Pick out all lines with the word "name" from the records that follow.

START Material supplied

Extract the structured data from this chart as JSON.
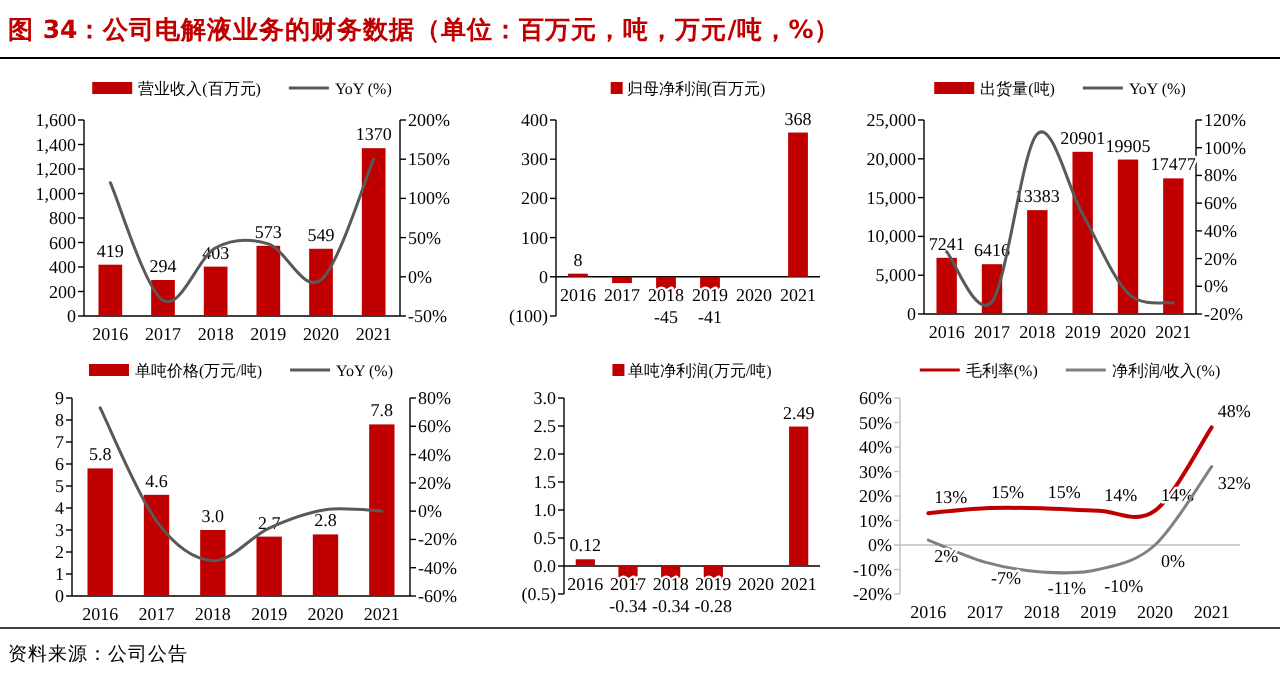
{
  "chart_data": [
    {
      "type": "bar",
      "title": "图 34：公司电解液业务的财务数据（单位：百万元，吨，万元/吨，%）",
      "annotations": [
        "资料来源：公司公告"
      ],
      "categories": [
        "2016",
        "2017",
        "2018",
        "2019",
        "2020",
        "2021"
      ],
      "legend": "top",
      "ylim": [
        0,
        1600
      ],
      "yticks": [
        0,
        200,
        400,
        600,
        800,
        {
          "value": 1000,
          "label": "1,000"
        },
        {
          "value": 1200,
          "label": "1,200"
        },
        {
          "value": 1400,
          "label": "1,400"
        },
        {
          "value": 1600,
          "label": "1,600"
        }
      ],
      "y2lim": [
        -50,
        200
      ],
      "y2ticks": [
        {
          "value": -50,
          "label": "-50%"
        },
        {
          "value": 0,
          "label": "0%"
        },
        {
          "value": 50,
          "label": "50%"
        },
        {
          "value": 100,
          "label": "100%"
        },
        {
          "value": 150,
          "label": "150%"
        },
        {
          "value": 200,
          "label": "200%"
        }
      ],
      "series": [
        {
          "name": "营业收入(百万元)",
          "type": "bar",
          "color": "#c00000",
          "values": [
            419,
            294,
            403,
            573,
            549,
            1370
          ],
          "value_labels": [
            "419",
            "294",
            "403",
            "573",
            "549",
            "1370"
          ]
        },
        {
          "name": "YoY (%)",
          "type": "line",
          "axis": "y2",
          "color": "#595959",
          "values": [
            120,
            -30,
            37,
            42,
            -4,
            150
          ]
        }
      ]
    },
    {
      "type": "bar",
      "categories": [
        "2016",
        "2017",
        "2018",
        "2019",
        "2020",
        "2021"
      ],
      "legend": "top",
      "ylim": [
        -100,
        400
      ],
      "yticks": [
        {
          "value": -100,
          "label": "(100)"
        },
        0,
        100,
        200,
        300,
        400
      ],
      "series": [
        {
          "name": "归母净利润(百万元)",
          "type": "bar",
          "color": "#c00000",
          "values": [
            8,
            -16,
            -45,
            -41,
            null,
            368
          ],
          "value_labels": [
            "8",
            null,
            "-45",
            "-41",
            null,
            "368"
          ]
        }
      ]
    },
    {
      "type": "bar",
      "categories": [
        "2016",
        "2017",
        "2018",
        "2019",
        "2020",
        "2021"
      ],
      "legend": "top",
      "ylim": [
        0,
        25000
      ],
      "yticks": [
        0,
        {
          "value": 5000,
          "label": "5,000"
        },
        {
          "value": 10000,
          "label": "10,000"
        },
        {
          "value": 15000,
          "label": "15,000"
        },
        {
          "value": 20000,
          "label": "20,000"
        },
        {
          "value": 25000,
          "label": "25,000"
        }
      ],
      "y2lim": [
        -20,
        120
      ],
      "y2ticks": [
        {
          "value": -20,
          "label": "-20%"
        },
        {
          "value": 0,
          "label": "0%"
        },
        {
          "value": 20,
          "label": "20%"
        },
        {
          "value": 40,
          "label": "40%"
        },
        {
          "value": 60,
          "label": "60%"
        },
        {
          "value": 80,
          "label": "80%"
        },
        {
          "value": 100,
          "label": "100%"
        },
        {
          "value": 120,
          "label": "120%"
        }
      ],
      "series": [
        {
          "name": "出货量(吨)",
          "type": "bar",
          "color": "#c00000",
          "values": [
            7241,
            6416,
            13383,
            20901,
            19905,
            17477
          ],
          "value_labels": [
            "7241",
            "6416",
            "13383",
            "20901",
            "19905",
            "17477"
          ]
        },
        {
          "name": "YoY (%)",
          "type": "line",
          "axis": "y2",
          "color": "#595959",
          "values": [
            25,
            -11,
            110,
            52,
            -5,
            -12
          ]
        }
      ]
    },
    {
      "type": "bar",
      "categories": [
        "2016",
        "2017",
        "2018",
        "2019",
        "2020",
        "2021"
      ],
      "legend": "top",
      "ylim": [
        0,
        9
      ],
      "yticks": [
        0,
        1,
        2,
        3,
        4,
        5,
        6,
        7,
        8,
        9
      ],
      "y2lim": [
        -60,
        80
      ],
      "y2ticks": [
        {
          "value": -60,
          "label": "-60%"
        },
        {
          "value": -40,
          "label": "-40%"
        },
        {
          "value": -20,
          "label": "-20%"
        },
        {
          "value": 0,
          "label": "0%"
        },
        {
          "value": 20,
          "label": "20%"
        },
        {
          "value": 40,
          "label": "40%"
        },
        {
          "value": 60,
          "label": "60%"
        },
        {
          "value": 80,
          "label": "80%"
        }
      ],
      "series": [
        {
          "name": "单吨价格(万元/吨)",
          "type": "bar",
          "color": "#c00000",
          "values": [
            5.8,
            4.6,
            3.0,
            2.7,
            2.8,
            7.8
          ],
          "value_labels": [
            "5.8",
            "4.6",
            "3.0",
            "2.7",
            "2.8",
            "7.8"
          ]
        },
        {
          "name": "YoY (%)",
          "type": "line",
          "axis": "y2",
          "color": "#595959",
          "values": [
            73,
            -7,
            -35,
            -12,
            1,
            0
          ]
        }
      ]
    },
    {
      "type": "bar",
      "categories": [
        "2016",
        "2017",
        "2018",
        "2019",
        "2020",
        "2021"
      ],
      "legend": "top",
      "ylim": [
        -0.5,
        3
      ],
      "yticks": [
        {
          "value": -0.5,
          "label": "(0.5)"
        },
        {
          "value": 0,
          "label": "0.0"
        },
        0.5,
        {
          "value": 1,
          "label": "1.0"
        },
        1.5,
        {
          "value": 2,
          "label": "2.0"
        },
        2.5,
        {
          "value": 3,
          "label": "3.0"
        }
      ],
      "series": [
        {
          "name": "单吨净利润(万元/吨)",
          "type": "bar",
          "color": "#c00000",
          "values": [
            0.12,
            -0.34,
            -0.34,
            -0.28,
            null,
            2.49
          ],
          "value_labels": [
            "0.12",
            "-0.34",
            "-0.34",
            "-0.28",
            null,
            "2.49"
          ]
        }
      ]
    },
    {
      "type": "line",
      "categories": [
        "2016",
        "2017",
        "2018",
        "2019",
        "2020",
        "2021"
      ],
      "legend": "top",
      "ylim": [
        -20,
        60
      ],
      "yticks": [
        {
          "value": -20,
          "label": "-20%"
        },
        {
          "value": -10,
          "label": "-10%"
        },
        {
          "value": 0,
          "label": "0%"
        },
        {
          "value": 10,
          "label": "10%"
        },
        {
          "value": 20,
          "label": "20%"
        },
        {
          "value": 30,
          "label": "30%"
        },
        {
          "value": 40,
          "label": "40%"
        },
        {
          "value": 50,
          "label": "50%"
        },
        {
          "value": 60,
          "label": "60%"
        }
      ],
      "series": [
        {
          "name": "毛利率(%)",
          "color": "#c00000",
          "values": [
            13,
            15,
            15,
            14,
            14,
            48
          ],
          "value_labels": [
            "13%",
            "15%",
            "15%",
            "14%",
            "14%",
            "48%"
          ]
        },
        {
          "name": "净利润/收入(%)",
          "color": "#808080",
          "values": [
            2,
            -7,
            -11,
            -10,
            0,
            32
          ],
          "value_labels": [
            "2%",
            "-7%",
            "-11%",
            "-10%",
            "0%",
            "32%"
          ]
        }
      ]
    }
  ]
}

END Material supplied

§ Response
          "name": "营业收入(百万元)",
          "name": "YoY (%)",
          "name": "归母净利润(百万元)",
          "name": "出货量(吨)",
          "name": "YoY (%)",
          "name": "单吨价格(万元/吨)",
          "name": "YoY (%)",
          "name": "单吨净利润(万元/吨)",
          "name": "毛利率(%)",
          "name": "净利润/收入(%)",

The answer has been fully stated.